### Records to process
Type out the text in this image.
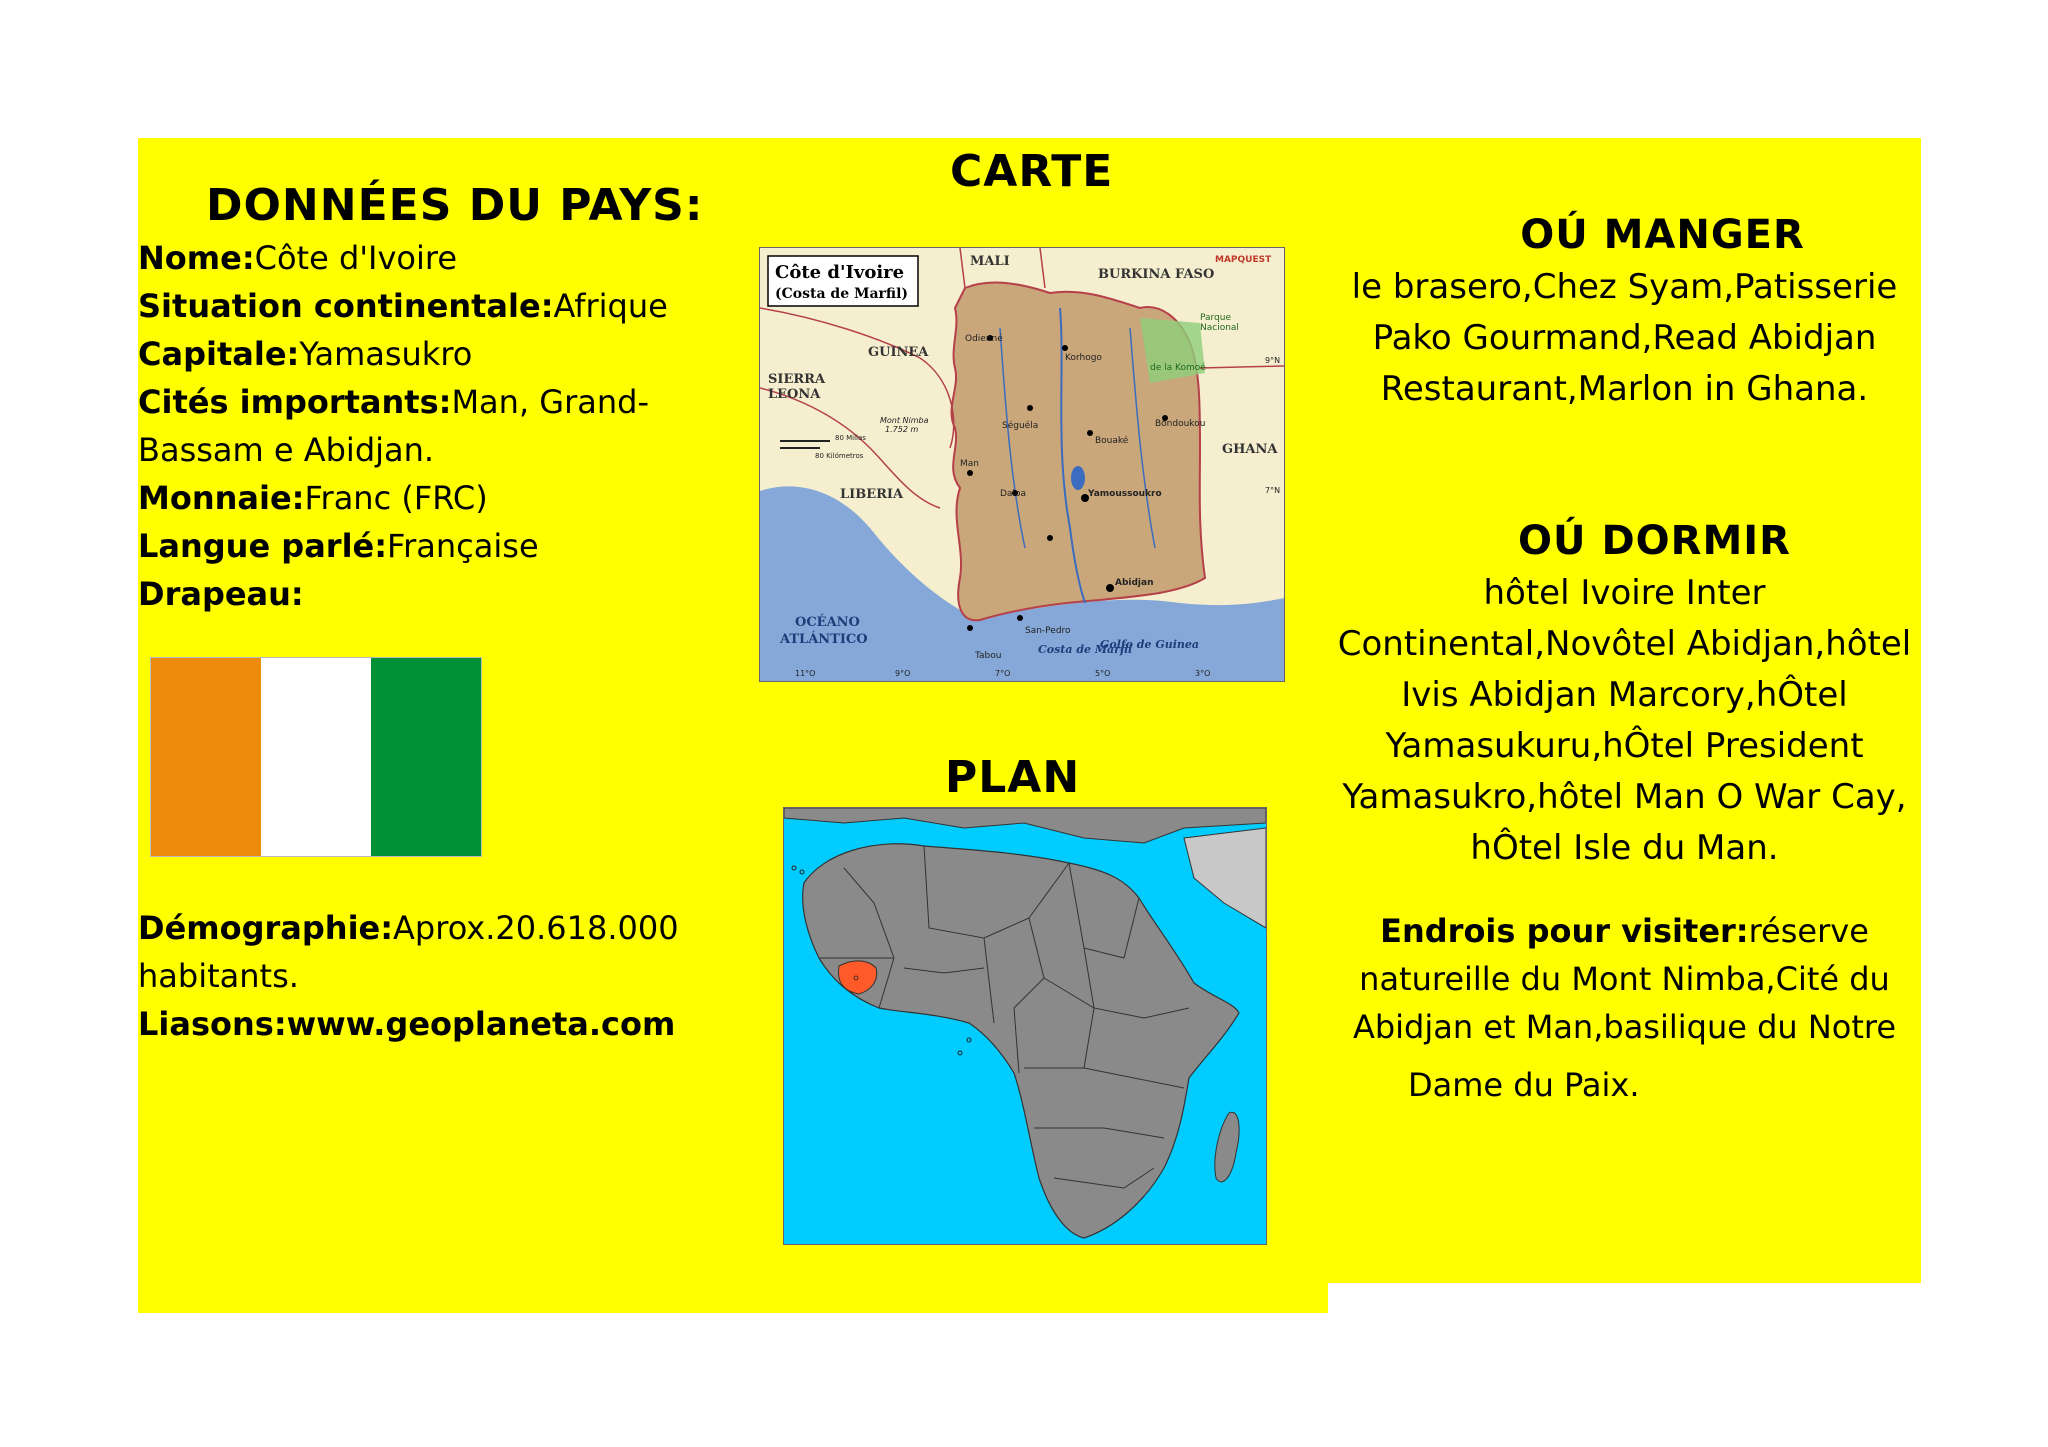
DONNÉES DU PAYS:
Nome:Côte d'Ivoire
Situation continentale:Afrique
Capitale:Yamasukro
Cités importants:Man, Grand-
Bassam e Abidjan.
Monnaie:Franc (FRC)
Langue parlé:Française
Drapeau:
Démographie:Aprox.20.618.000
habitants.
Liasons:www.geoplaneta.com
CARTE
Côte d'Ivoire
(Costa de Marfil)
MAPQUEST
MALI
BURKINA FASO
GUINEA
SIERRA
LEONA
LIBERIA
GHANA
OCÉANO
ATLÁNTICO	Golfo de Guinea
Costa de Marfil
Parque
Nacional
de la Komoé
Yamoussoukro
Abidjan
Bouaké
Korhogo
Man
Daloa
San-Pedro
Tabou
Odienné
Séguéla	Bondoukou
Mont Nimba
1.752 m
80 Millas
80 Kilómetros
11°O	9°O	7°O	5°O	3°O
9°N
7°N
PLAN
OÚ MANGER
le brasero,Chez Syam,Patisserie
Pako Gourmand,Read Abidjan
Restaurant,Marlon in Ghana.
OÚ DORMIR
hôtel Ivoire Inter
Continental,Novôtel Abidjan,hôtel
Ivis Abidjan Marcory,hÔtel
Yamasukuru,hÔtel President
Yamasukro,hôtel Man O War Cay,
hÔtel Isle du Man.
Endrois pour visiter:réserve
natureille du Mont Nimba,Cité du
Abidjan et Man,basilique du Notre
Dame du Paix.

### Requirements
Omitting all images, print the listing exactly.

### Answer
Type out the text in this image.
DONNÉES DU PAYS:
Nome:Côte d'Ivoire
Situation continentale:Afrique
Capitale:Yamasukro
Cités importants:Man, Grand-
Bassam e Abidjan.
Monnaie:Franc (FRC)
Langue parlé:Française
Drapeau:
Démographie:Aprox.20.618.000
habitants.
Liasons:www.geoplaneta.com
CARTE
Côte d'Ivoire
(Costa de Marfil)
MAPQUEST
MALI
BURKINA FASO
GUINEA
SIERRA
LEONA
LIBERIA
GHANA
OCÉANO
ATLÁNTICO	Golfo de Guinea
Costa de Marfil
Parque
Nacional
de la Komoé
Yamoussoukro
Abidjan
Bouaké
Korhogo
Man
Daloa
San-Pedro
Tabou
Odienné
Séguéla	Bondoukou
Mont Nimba
1.752 m
80 Millas
80 Kilómetros
11°O	9°O	7°O	5°O	3°O
9°N
7°N
PLAN
OÚ MANGER
le brasero,Chez Syam,Patisserie
Pako Gourmand,Read Abidjan
Restaurant,Marlon in Ghana.
OÚ DORMIR
hôtel Ivoire Inter
Continental,Novôtel Abidjan,hôtel
Ivis Abidjan Marcory,hÔtel
Yamasukuru,hÔtel President
Yamasukro,hôtel Man O War Cay,
hÔtel Isle du Man.
Endrois pour visiter:réserve
natureille du Mont Nimba,Cité du
Abidjan et Man,basilique du Notre
Dame du Paix.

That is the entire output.